Which lines hold the word "Финляндия"? Show each of them.

• • • • • • •

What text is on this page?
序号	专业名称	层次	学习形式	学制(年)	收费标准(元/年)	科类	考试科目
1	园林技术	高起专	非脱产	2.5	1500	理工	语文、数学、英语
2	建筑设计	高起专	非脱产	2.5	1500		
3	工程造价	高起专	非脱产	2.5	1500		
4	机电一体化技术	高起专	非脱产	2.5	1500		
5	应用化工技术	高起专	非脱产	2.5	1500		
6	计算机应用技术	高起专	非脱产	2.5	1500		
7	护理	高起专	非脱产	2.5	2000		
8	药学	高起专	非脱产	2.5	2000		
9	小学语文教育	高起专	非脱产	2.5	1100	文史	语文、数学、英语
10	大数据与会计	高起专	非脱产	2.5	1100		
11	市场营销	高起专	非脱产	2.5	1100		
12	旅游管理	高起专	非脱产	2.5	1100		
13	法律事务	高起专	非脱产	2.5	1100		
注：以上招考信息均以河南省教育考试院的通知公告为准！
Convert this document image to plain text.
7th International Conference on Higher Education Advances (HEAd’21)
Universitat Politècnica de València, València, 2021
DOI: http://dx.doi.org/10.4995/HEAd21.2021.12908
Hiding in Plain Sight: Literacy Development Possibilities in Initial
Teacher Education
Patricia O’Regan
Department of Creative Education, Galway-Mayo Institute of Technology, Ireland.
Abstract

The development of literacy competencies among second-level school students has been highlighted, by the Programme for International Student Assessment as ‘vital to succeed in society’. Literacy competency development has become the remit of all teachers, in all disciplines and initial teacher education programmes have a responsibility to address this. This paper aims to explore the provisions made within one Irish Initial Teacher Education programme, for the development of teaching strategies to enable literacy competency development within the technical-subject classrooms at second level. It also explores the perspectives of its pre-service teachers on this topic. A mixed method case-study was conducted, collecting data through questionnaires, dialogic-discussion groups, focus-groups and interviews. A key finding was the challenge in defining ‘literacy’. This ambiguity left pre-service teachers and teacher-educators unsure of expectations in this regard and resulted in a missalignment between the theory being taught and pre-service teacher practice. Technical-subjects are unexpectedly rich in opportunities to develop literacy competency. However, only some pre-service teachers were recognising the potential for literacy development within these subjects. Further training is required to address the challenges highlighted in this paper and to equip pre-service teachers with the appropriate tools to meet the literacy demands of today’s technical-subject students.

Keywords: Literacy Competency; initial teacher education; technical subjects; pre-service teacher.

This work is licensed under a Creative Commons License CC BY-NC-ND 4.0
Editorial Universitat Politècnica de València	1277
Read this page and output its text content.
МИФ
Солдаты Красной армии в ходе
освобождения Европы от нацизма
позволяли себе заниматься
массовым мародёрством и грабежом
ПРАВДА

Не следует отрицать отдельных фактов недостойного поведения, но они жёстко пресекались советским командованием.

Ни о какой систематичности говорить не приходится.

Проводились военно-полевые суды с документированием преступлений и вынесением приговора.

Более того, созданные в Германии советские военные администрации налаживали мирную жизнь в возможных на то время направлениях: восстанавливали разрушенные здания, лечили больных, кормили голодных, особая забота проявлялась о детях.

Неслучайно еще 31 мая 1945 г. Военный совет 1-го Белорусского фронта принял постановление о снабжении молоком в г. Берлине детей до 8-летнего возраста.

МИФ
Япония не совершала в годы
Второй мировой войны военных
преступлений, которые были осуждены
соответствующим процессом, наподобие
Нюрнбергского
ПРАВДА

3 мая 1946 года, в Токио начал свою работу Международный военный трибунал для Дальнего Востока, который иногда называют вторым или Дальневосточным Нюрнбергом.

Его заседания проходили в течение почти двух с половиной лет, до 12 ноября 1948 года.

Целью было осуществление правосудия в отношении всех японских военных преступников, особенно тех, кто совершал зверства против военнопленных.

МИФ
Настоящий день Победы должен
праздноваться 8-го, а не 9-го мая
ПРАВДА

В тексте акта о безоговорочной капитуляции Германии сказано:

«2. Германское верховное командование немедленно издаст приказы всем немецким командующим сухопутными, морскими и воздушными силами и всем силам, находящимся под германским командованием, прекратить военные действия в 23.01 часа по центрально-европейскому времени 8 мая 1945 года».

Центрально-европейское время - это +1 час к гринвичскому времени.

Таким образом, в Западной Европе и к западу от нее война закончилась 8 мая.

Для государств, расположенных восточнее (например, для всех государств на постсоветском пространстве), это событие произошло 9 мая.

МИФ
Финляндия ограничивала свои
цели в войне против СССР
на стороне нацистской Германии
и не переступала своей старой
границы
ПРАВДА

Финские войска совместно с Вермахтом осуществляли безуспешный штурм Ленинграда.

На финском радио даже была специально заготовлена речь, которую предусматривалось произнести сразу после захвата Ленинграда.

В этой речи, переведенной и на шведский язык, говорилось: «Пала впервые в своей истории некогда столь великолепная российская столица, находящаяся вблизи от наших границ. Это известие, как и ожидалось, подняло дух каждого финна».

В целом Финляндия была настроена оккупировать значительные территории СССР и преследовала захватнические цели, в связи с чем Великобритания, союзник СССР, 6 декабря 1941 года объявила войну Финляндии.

• • • • • • •

== RESPONSE TO THE EXERCISE ==
Финляндия ограничивала свои
В целом Финляндия была настроена оккупировать значительные территории СССР и преследовала захватнические цели, в связи с чем Великобритания, союзник СССР, 6 декабря 1941 года объявила войну Финляндии.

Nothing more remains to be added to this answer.